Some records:
■ ■ ■ ■ ■ ■ ■

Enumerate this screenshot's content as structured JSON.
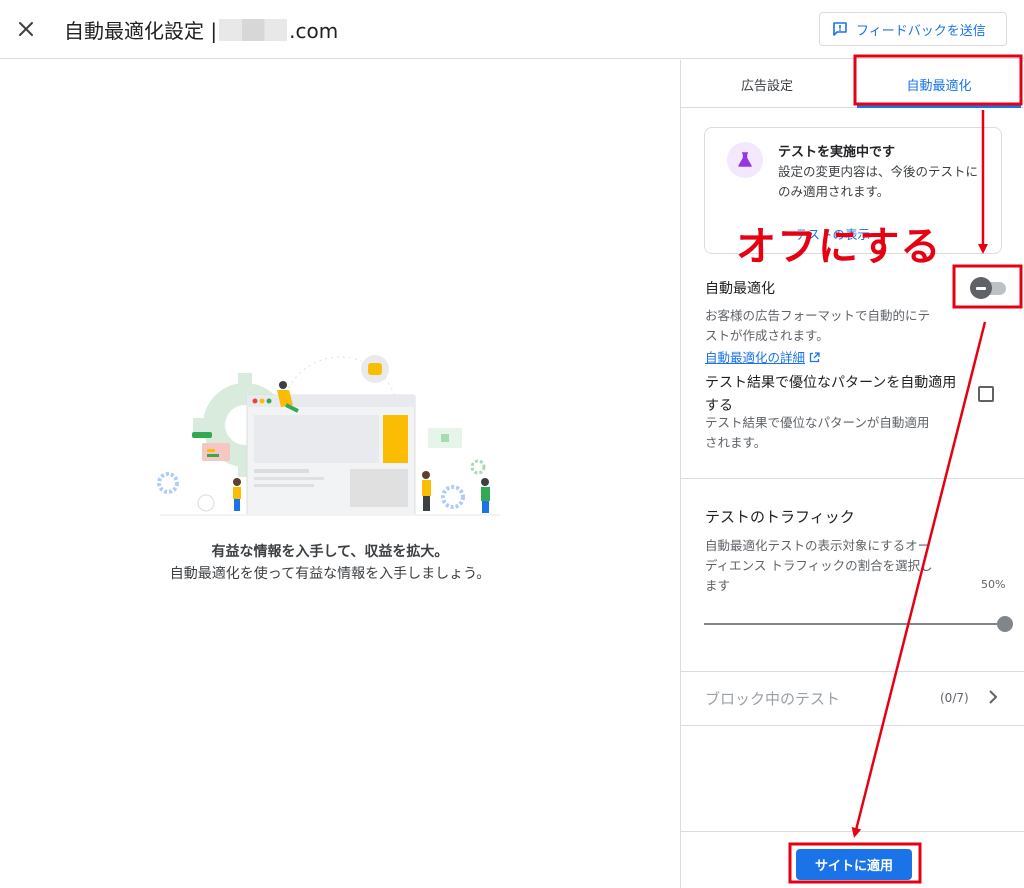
{
  "header": {
    "title_prefix": "自動最適化設定 |",
    "title_suffix": ".com",
    "feedback_label": "フィードバックを送信"
  },
  "promo": {
    "title": "有益な情報を入手して、収益を拡大。",
    "description": "自動最適化を使って有益な情報を入手しましょう。"
  },
  "tabs": [
    {
      "label": "広告設定"
    },
    {
      "label": "自動最適化"
    }
  ],
  "test_card": {
    "title": "テストを実施中です",
    "text": "設定の変更内容は、今後のテストにのみ適用されます。",
    "link": "テストの表示"
  },
  "auto_opt": {
    "label": "自動最適化",
    "toggle_state": "off",
    "description": "お客様の広告フォーマットで自動的にテストが作成されます。",
    "detail_link": "自動最適化の詳細"
  },
  "apply_pattern": {
    "label": "テスト結果で優位なパターンを自動適用する",
    "checked": false,
    "description": "テスト結果で優位なパターンが自動適用されます。"
  },
  "traffic": {
    "title": "テストのトラフィック",
    "description": "自動最適化テストの表示対象にするオーディエンス トラフィックの割合を選択します",
    "value_label": "50%",
    "value": 50
  },
  "blocked": {
    "label": "ブロック中のテスト",
    "count": "(0/7)"
  },
  "footer": {
    "submit_label": "サイトに適用"
  },
  "annotation": {
    "text": "オフにする",
    "color": "#e60012"
  },
  "colors": {
    "accent": "#1a73e8",
    "annotation": "#e60012",
    "toggle_off": "#5f6368"
  }
}
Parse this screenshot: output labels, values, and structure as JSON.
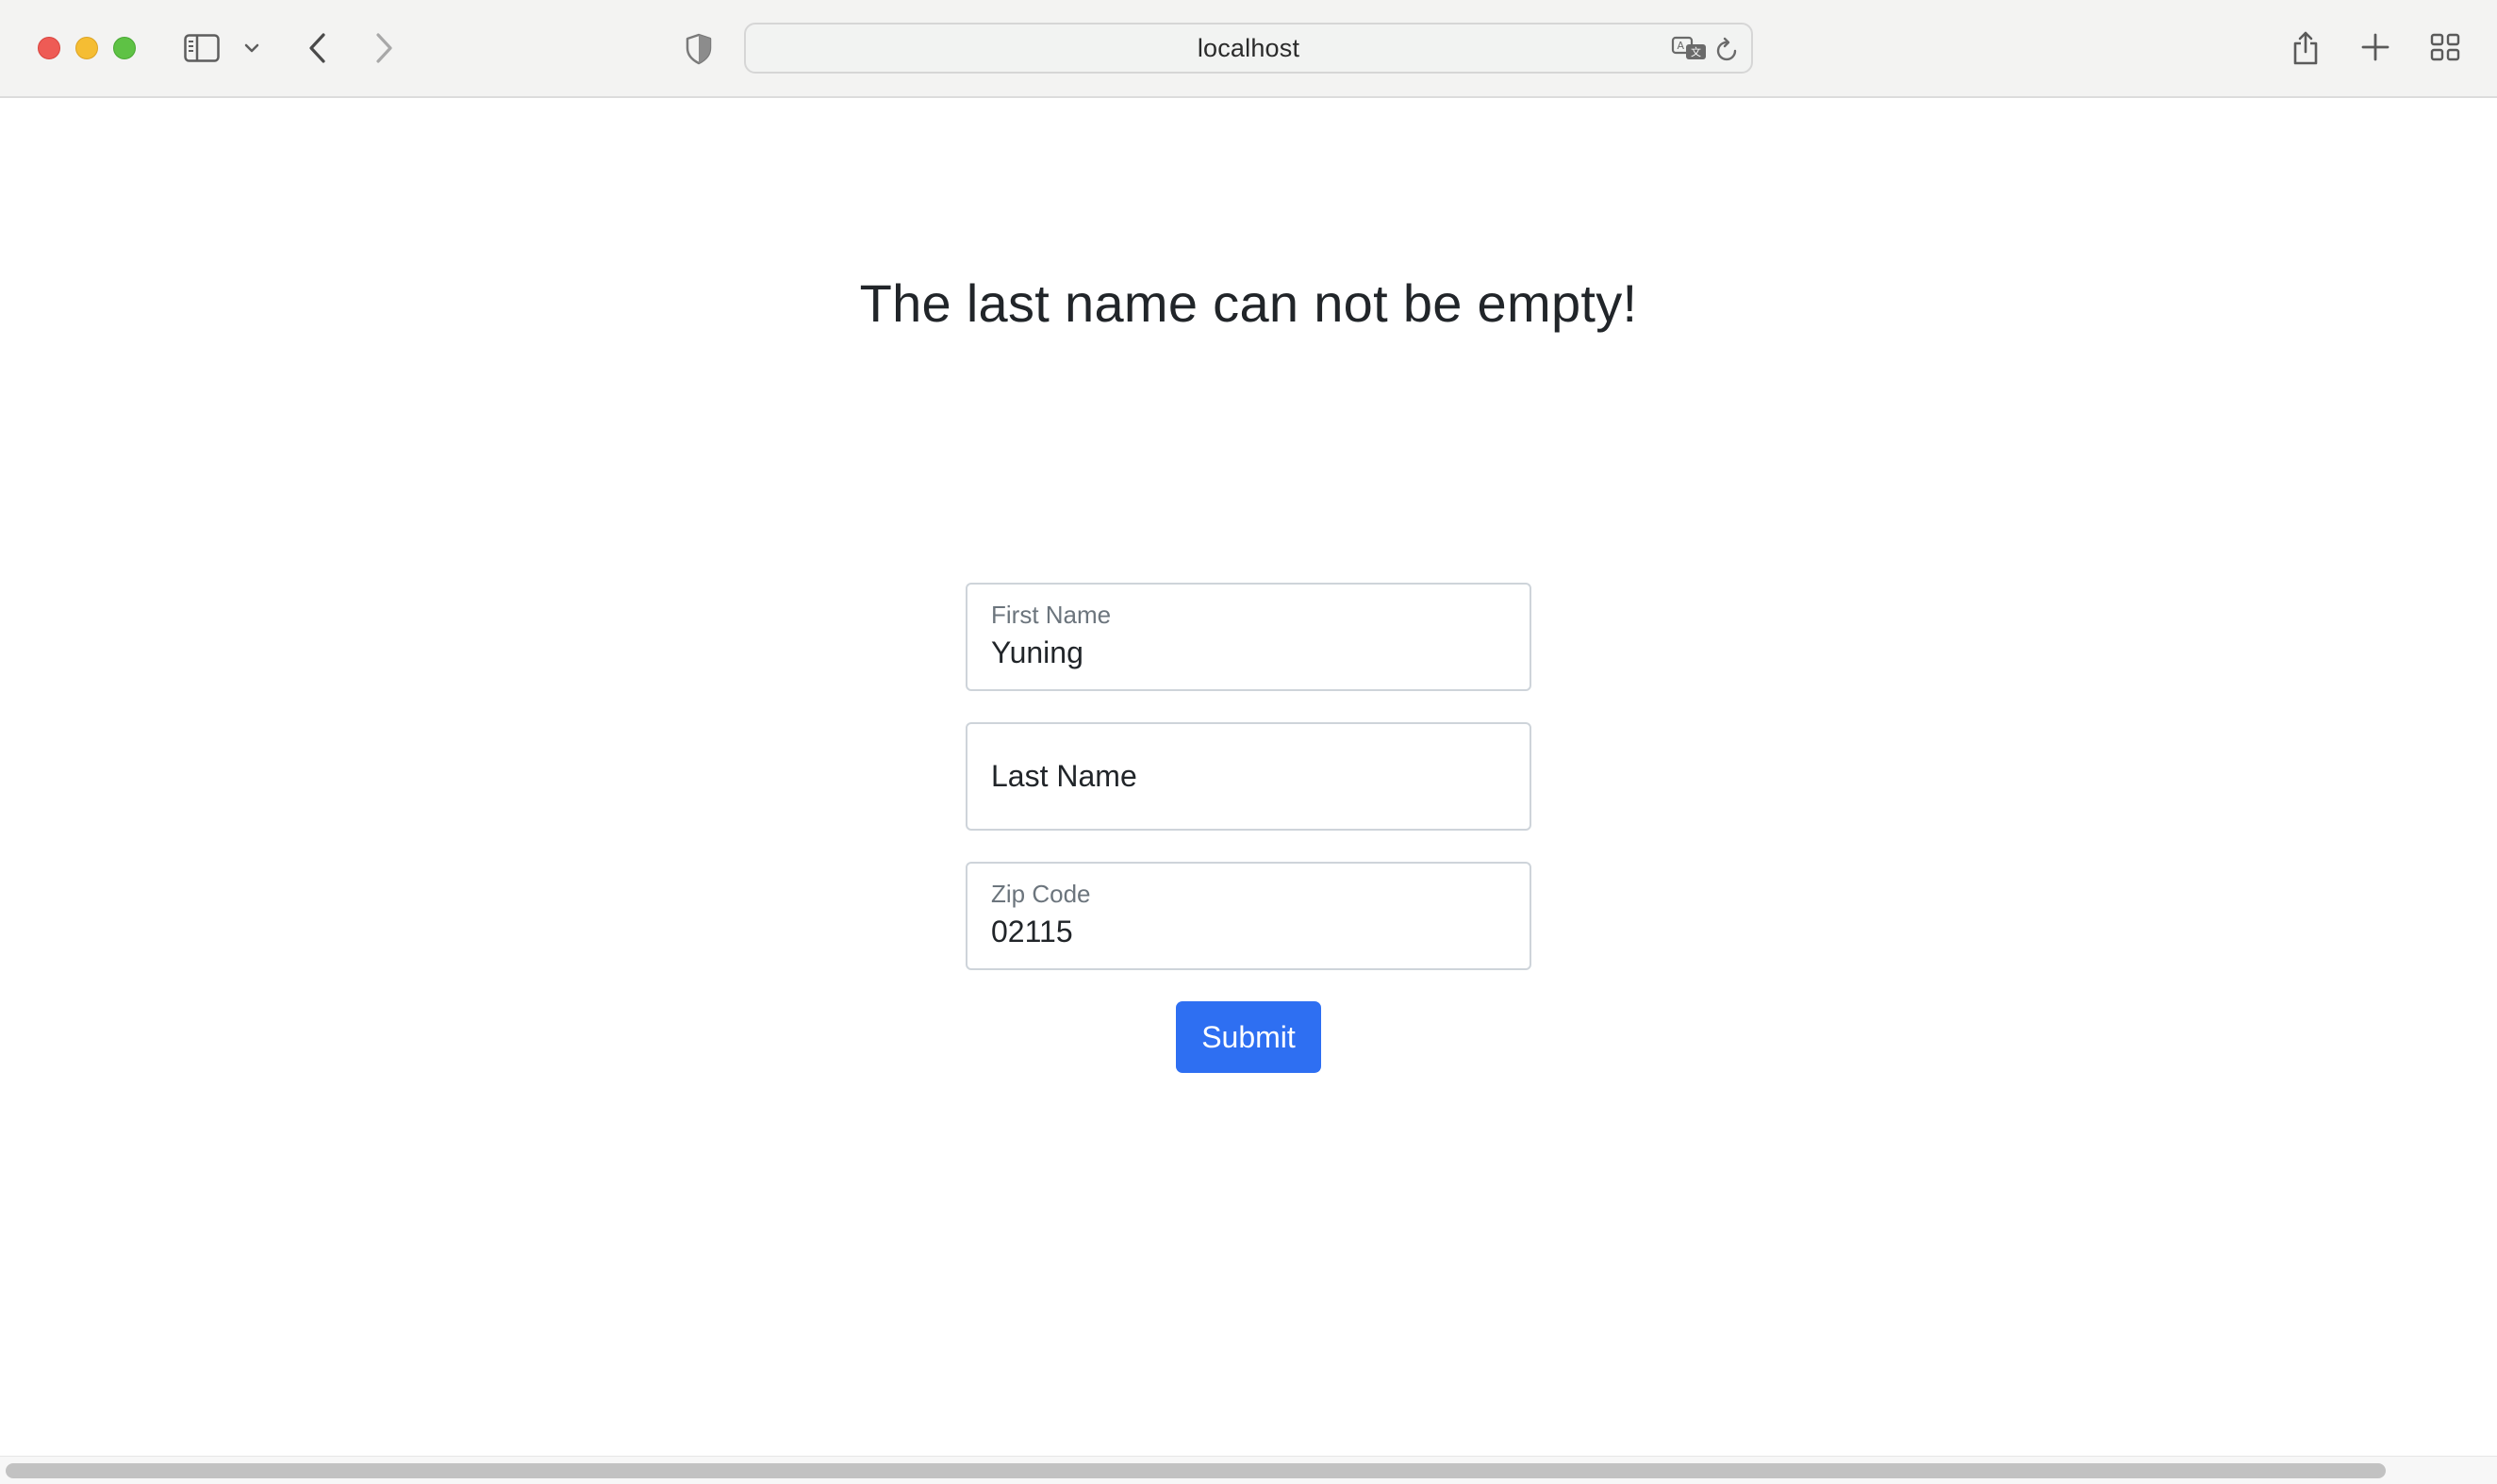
{
  "browser": {
    "url": "localhost",
    "icons": {
      "sidebar": "sidebar-icon",
      "sidebar_menu": "chevron-down-icon",
      "back": "chevron-left-icon",
      "forward": "chevron-right-icon",
      "privacy": "shield-icon",
      "translate": "translate-icon",
      "reload": "reload-icon",
      "share": "share-icon",
      "new_tab": "plus-icon",
      "tab_overview": "grid-icon"
    }
  },
  "page": {
    "heading": "The last name can not be empty!",
    "form": {
      "first_name": {
        "label": "First Name",
        "value": "Yuning"
      },
      "last_name": {
        "placeholder": "Last Name",
        "value": ""
      },
      "zip_code": {
        "label": "Zip Code",
        "value": "02115"
      },
      "submit_label": "Submit"
    }
  },
  "colors": {
    "primary_button": "#2e6ff2",
    "heading_text": "#212529",
    "field_label": "#6c757d"
  }
}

■ ■ ■ ■ ■ ■ ■

PROBLEM REQUIREMENTS — Quote only the lines that start at the line holding "Parse this screenshot: output" and end at the last line of the entries, including both of those lines, and omit every picture.

EXPECTED ANSWER —
Parse this screenshot: output labels, values, and structure as JSON.
{
  "browser": {
    "url": "localhost",
    "icons": {
      "sidebar": "sidebar-icon",
      "sidebar_menu": "chevron-down-icon",
      "back": "chevron-left-icon",
      "forward": "chevron-right-icon",
      "privacy": "shield-icon",
      "translate": "translate-icon",
      "reload": "reload-icon",
      "share": "share-icon",
      "new_tab": "plus-icon",
      "tab_overview": "grid-icon"
    }
  },
  "page": {
    "heading": "The last name can not be empty!",
    "form": {
      "first_name": {
        "label": "First Name",
        "value": "Yuning"
      },
      "last_name": {
        "placeholder": "Last Name",
        "value": ""
      },
      "zip_code": {
        "label": "Zip Code",
        "value": "02115"
      },
      "submit_label": "Submit"
    }
  },
  "colors": {
    "primary_button": "#2e6ff2",
    "heading_text": "#212529",
    "field_label": "#6c757d"
  }
}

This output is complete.